• **What you need to do**:
Only the lines from the one with "What text is on this page?" to the end of the data below should be given again, exactly, with both ends included and pictures omitted.

(Saved data entries)

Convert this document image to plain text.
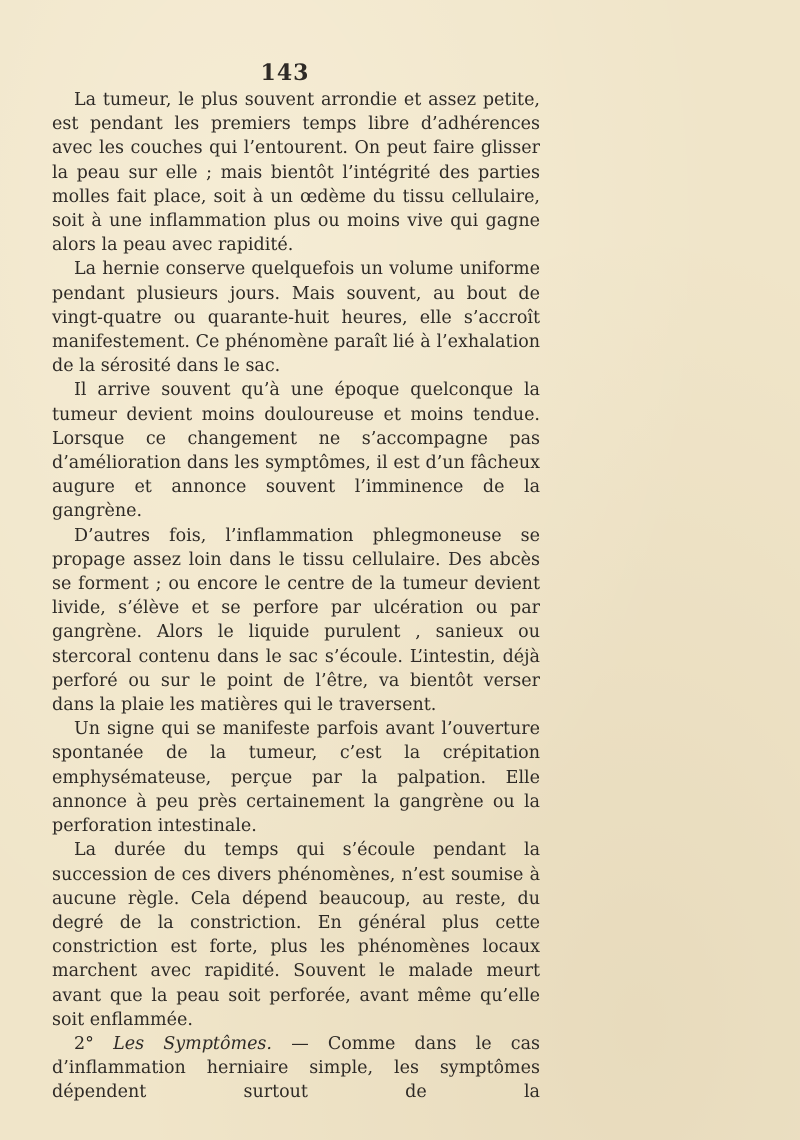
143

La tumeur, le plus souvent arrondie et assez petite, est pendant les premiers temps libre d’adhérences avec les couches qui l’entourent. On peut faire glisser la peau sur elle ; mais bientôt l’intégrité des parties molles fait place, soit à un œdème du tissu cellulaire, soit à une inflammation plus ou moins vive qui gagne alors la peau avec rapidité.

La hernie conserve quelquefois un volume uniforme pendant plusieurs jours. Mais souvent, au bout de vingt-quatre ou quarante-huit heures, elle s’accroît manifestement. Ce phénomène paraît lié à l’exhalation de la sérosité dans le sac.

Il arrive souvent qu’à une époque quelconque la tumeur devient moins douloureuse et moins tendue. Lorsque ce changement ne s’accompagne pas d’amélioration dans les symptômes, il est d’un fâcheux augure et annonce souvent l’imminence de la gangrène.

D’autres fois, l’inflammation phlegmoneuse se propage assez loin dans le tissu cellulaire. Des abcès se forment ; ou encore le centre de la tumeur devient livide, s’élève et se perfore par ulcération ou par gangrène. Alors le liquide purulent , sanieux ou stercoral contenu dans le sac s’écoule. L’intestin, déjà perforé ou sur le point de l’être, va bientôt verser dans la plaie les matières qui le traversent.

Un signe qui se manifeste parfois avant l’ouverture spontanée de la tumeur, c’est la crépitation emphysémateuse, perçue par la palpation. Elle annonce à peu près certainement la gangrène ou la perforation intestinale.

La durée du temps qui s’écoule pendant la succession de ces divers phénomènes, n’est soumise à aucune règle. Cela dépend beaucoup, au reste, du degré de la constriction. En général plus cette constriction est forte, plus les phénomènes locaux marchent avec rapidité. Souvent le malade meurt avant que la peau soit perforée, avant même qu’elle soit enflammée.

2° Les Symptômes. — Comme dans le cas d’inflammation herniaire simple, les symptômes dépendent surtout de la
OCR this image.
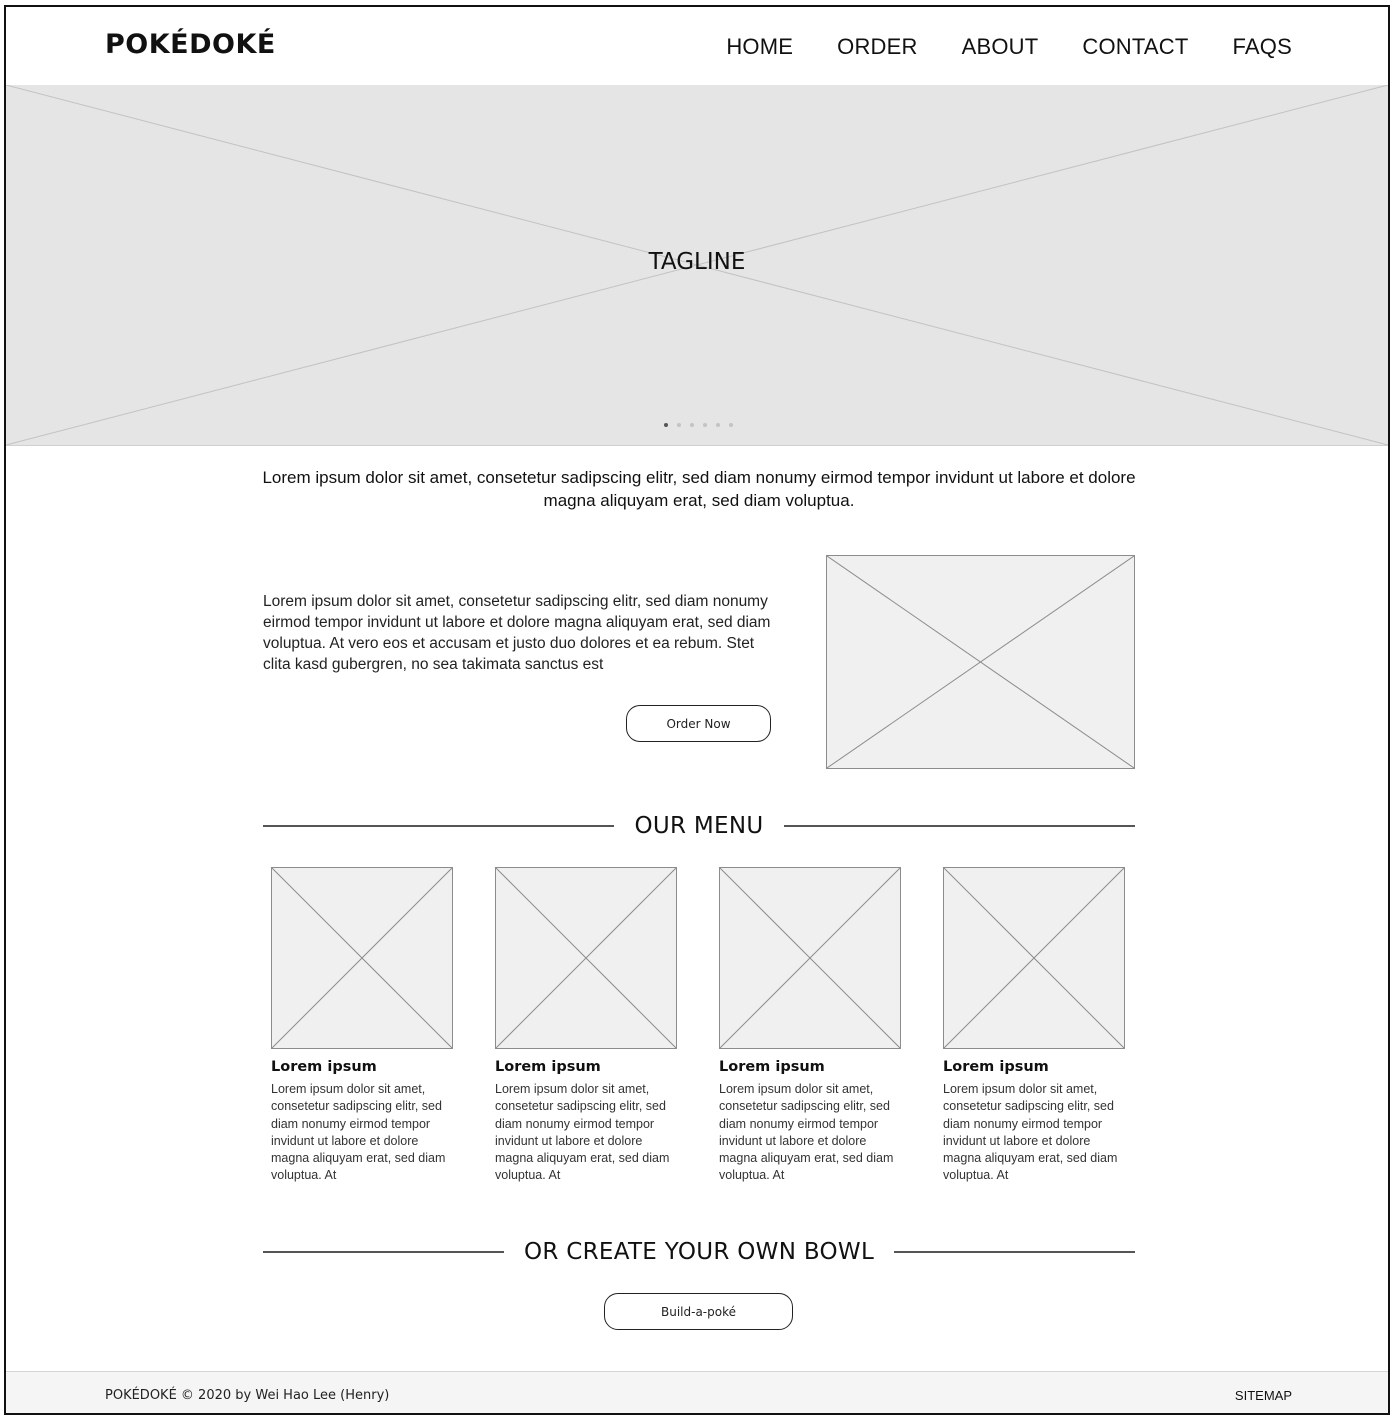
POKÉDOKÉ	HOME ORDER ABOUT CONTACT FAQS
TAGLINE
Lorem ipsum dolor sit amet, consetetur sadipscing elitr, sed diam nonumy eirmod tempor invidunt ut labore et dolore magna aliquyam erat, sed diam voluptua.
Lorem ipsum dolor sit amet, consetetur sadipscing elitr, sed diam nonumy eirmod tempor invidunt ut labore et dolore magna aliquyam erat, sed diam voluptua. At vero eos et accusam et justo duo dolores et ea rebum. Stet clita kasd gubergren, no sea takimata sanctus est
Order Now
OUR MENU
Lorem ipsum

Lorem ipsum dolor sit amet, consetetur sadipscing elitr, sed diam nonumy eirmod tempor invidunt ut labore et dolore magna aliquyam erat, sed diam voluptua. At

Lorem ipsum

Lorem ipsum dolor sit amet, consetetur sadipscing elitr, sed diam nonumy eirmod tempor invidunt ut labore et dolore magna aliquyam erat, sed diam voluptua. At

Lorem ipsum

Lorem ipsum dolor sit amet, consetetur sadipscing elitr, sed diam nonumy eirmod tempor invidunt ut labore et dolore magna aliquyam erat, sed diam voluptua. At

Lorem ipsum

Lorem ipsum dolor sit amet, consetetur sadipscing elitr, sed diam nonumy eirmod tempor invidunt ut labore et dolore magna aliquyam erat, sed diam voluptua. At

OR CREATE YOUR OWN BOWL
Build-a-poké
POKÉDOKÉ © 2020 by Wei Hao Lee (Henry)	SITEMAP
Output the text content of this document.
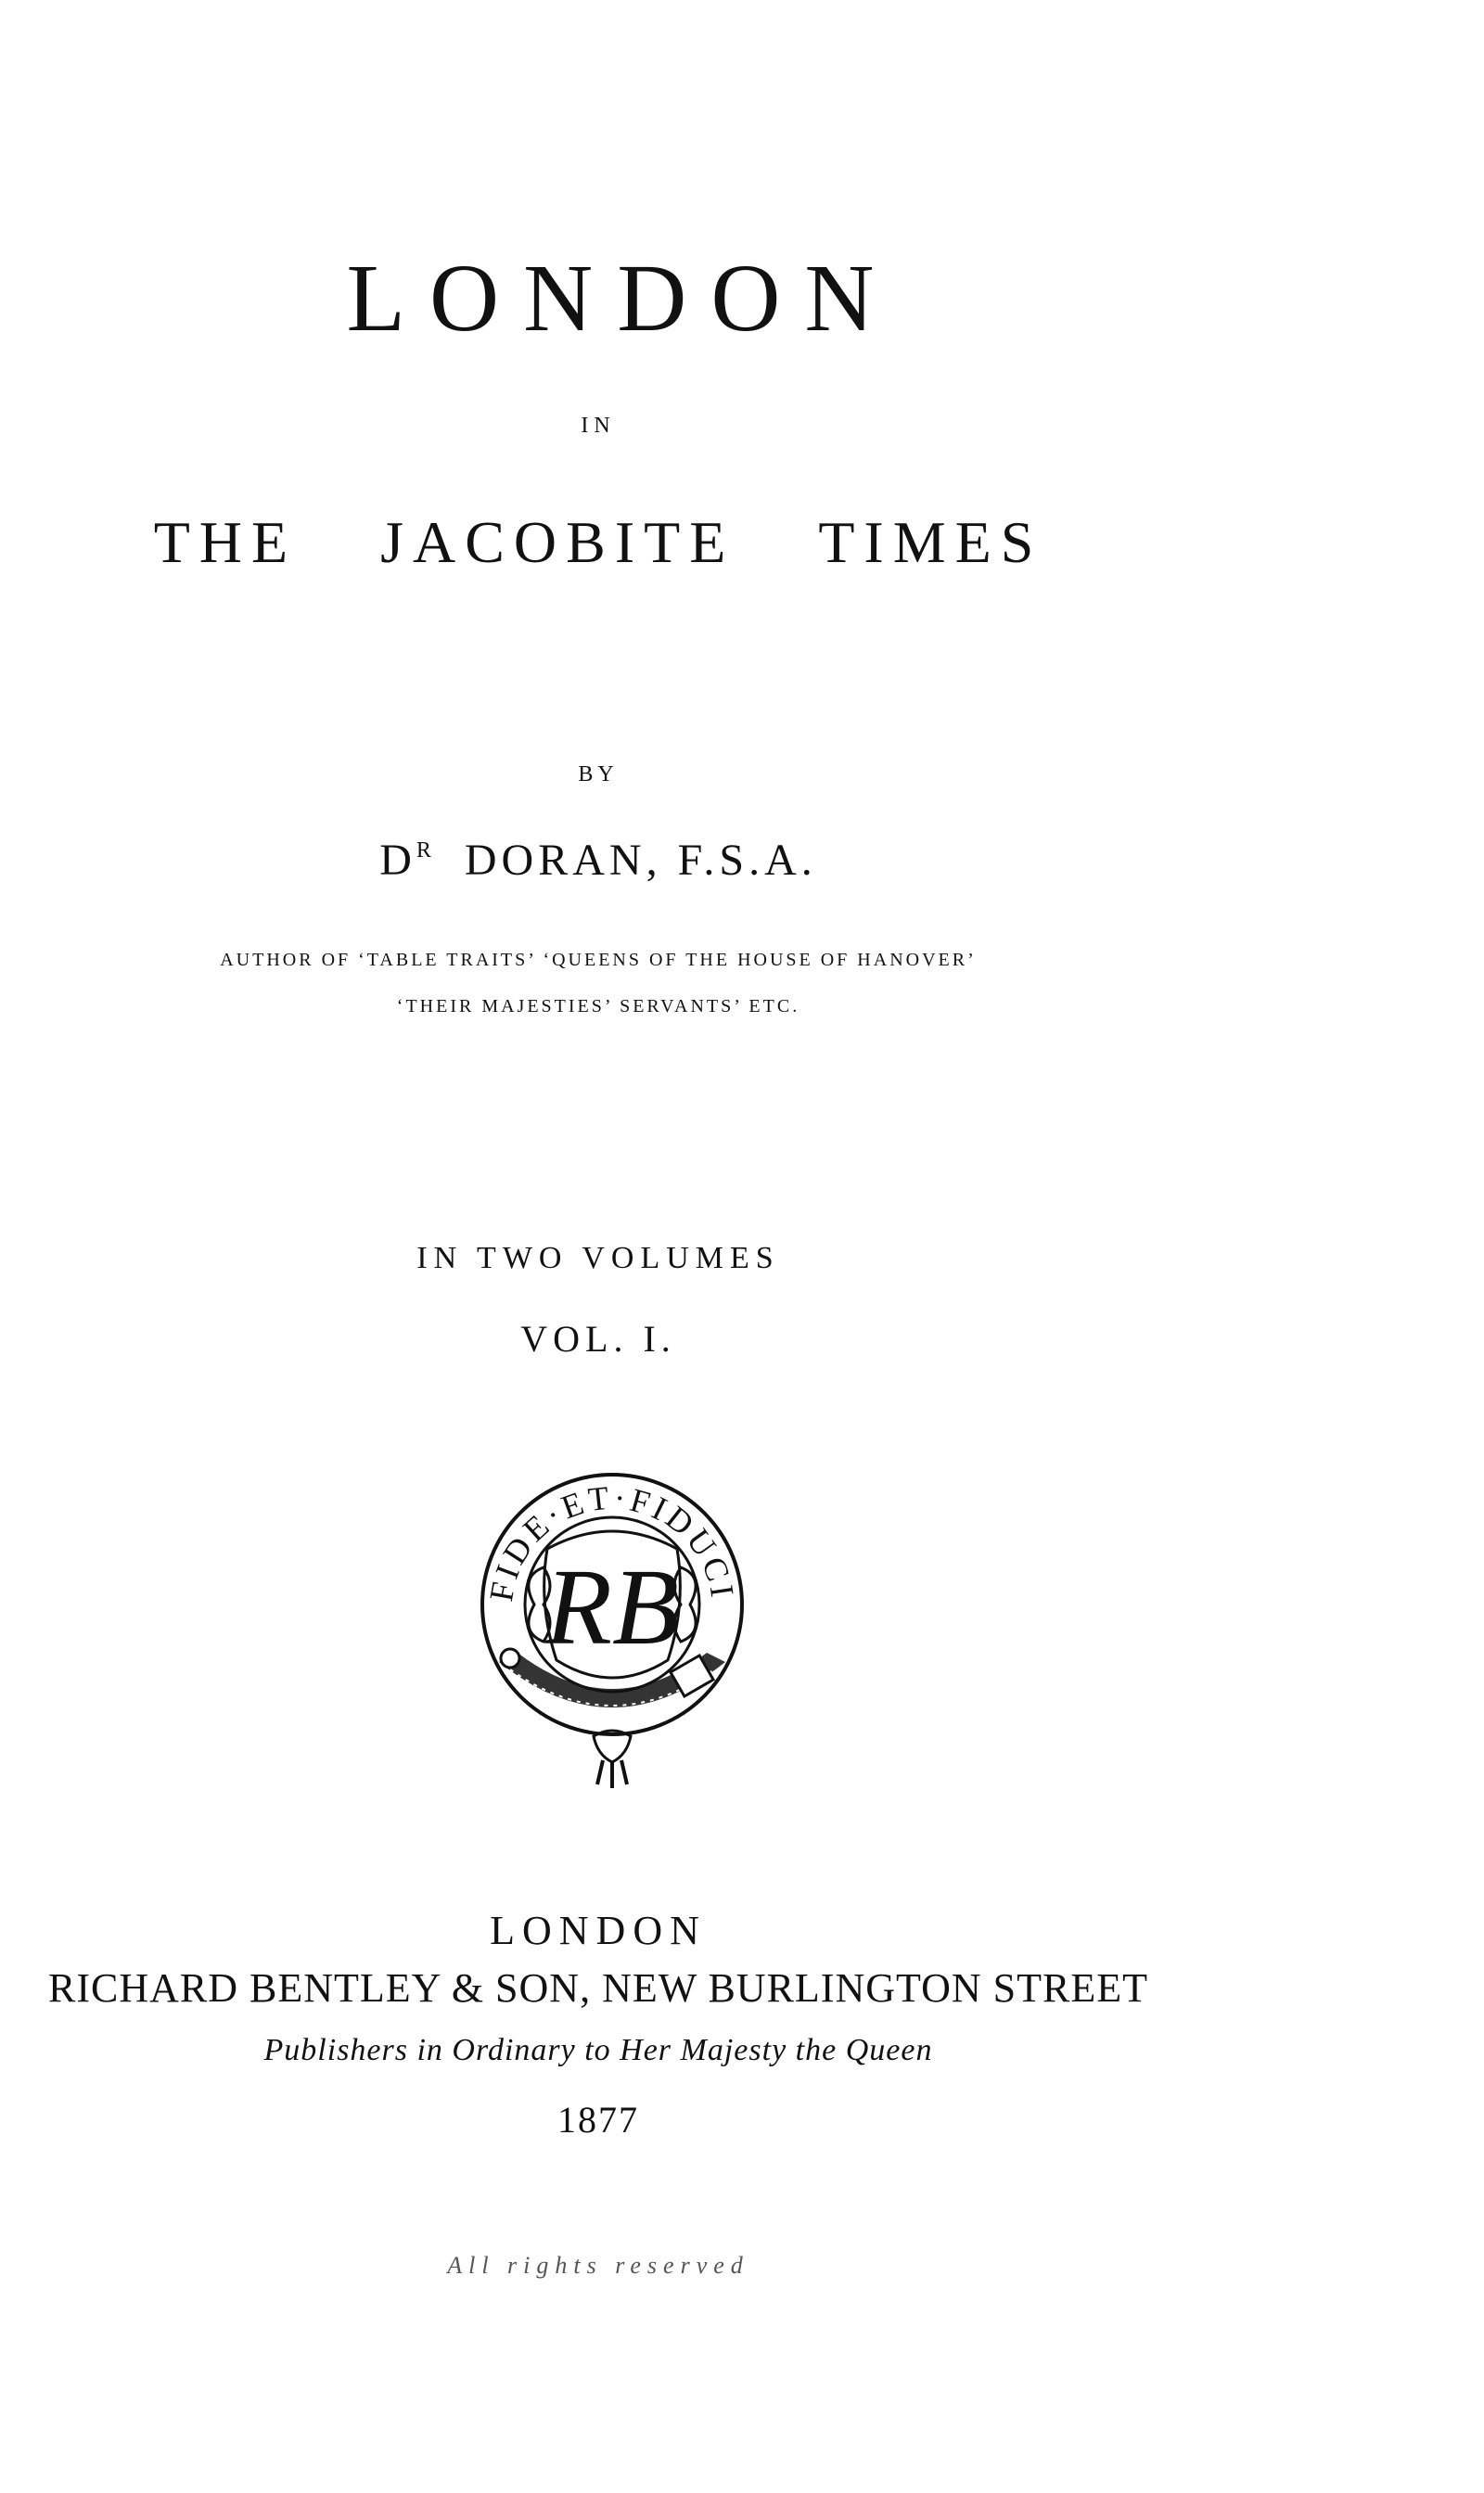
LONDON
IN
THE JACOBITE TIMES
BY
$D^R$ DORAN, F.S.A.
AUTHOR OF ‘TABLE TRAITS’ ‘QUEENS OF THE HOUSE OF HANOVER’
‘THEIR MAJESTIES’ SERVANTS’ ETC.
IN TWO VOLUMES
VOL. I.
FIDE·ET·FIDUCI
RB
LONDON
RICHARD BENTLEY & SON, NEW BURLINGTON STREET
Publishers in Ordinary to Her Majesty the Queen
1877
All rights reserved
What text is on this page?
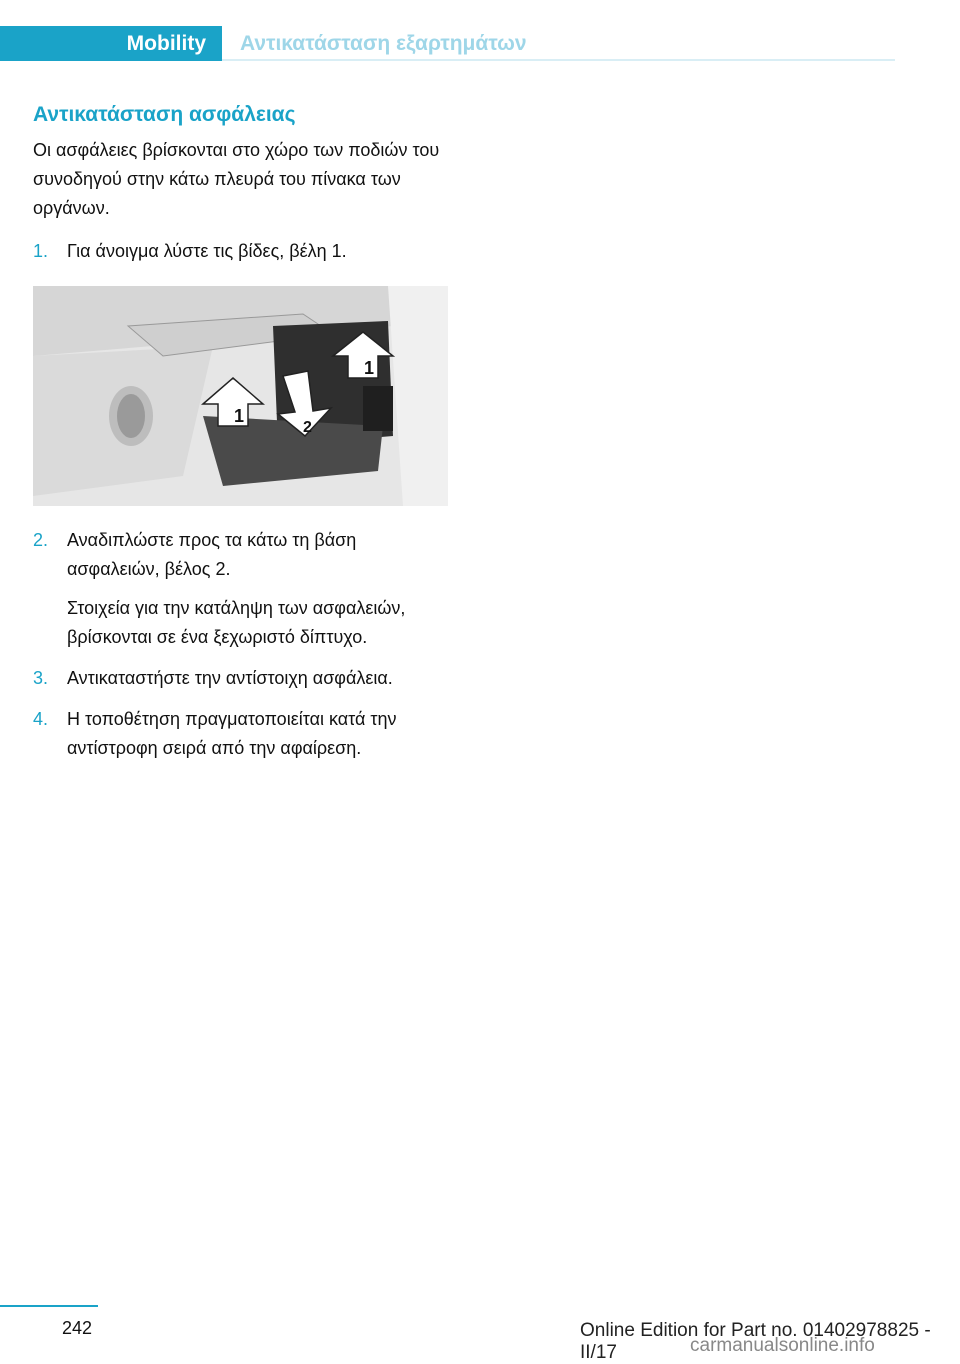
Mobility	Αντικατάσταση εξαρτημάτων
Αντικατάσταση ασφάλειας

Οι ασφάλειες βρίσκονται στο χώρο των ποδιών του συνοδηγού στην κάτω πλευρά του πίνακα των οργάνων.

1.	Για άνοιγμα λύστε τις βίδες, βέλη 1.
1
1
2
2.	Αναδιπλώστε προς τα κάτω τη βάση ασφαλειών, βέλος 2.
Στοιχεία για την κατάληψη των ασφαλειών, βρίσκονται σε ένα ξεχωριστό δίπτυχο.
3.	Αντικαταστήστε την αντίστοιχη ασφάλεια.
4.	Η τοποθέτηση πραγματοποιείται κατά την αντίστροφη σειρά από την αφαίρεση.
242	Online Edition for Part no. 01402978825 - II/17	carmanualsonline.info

• **Exercise response**:
What text is on this page?
Mobility	Αντικατάσταση εξαρτημάτων
Αντικατάσταση ασφάλειας

Οι ασφάλειες βρίσκονται στο χώρο των ποδιών του συνοδηγού στην κάτω πλευρά του πίνακα των οργάνων.

1.	Για άνοιγμα λύστε τις βίδες, βέλη 1.
1
1
2
2.	Αναδιπλώστε προς τα κάτω τη βάση ασφαλειών, βέλος 2.
Στοιχεία για την κατάληψη των ασφαλειών, βρίσκονται σε ένα ξεχωριστό δίπτυχο.
3.	Αντικαταστήστε την αντίστοιχη ασφάλεια.
4.	Η τοποθέτηση πραγματοποιείται κατά την αντίστροφη σειρά από την αφαίρεση.
242	Online Edition for Part no. 01402978825 - II/17	carmanualsonline.info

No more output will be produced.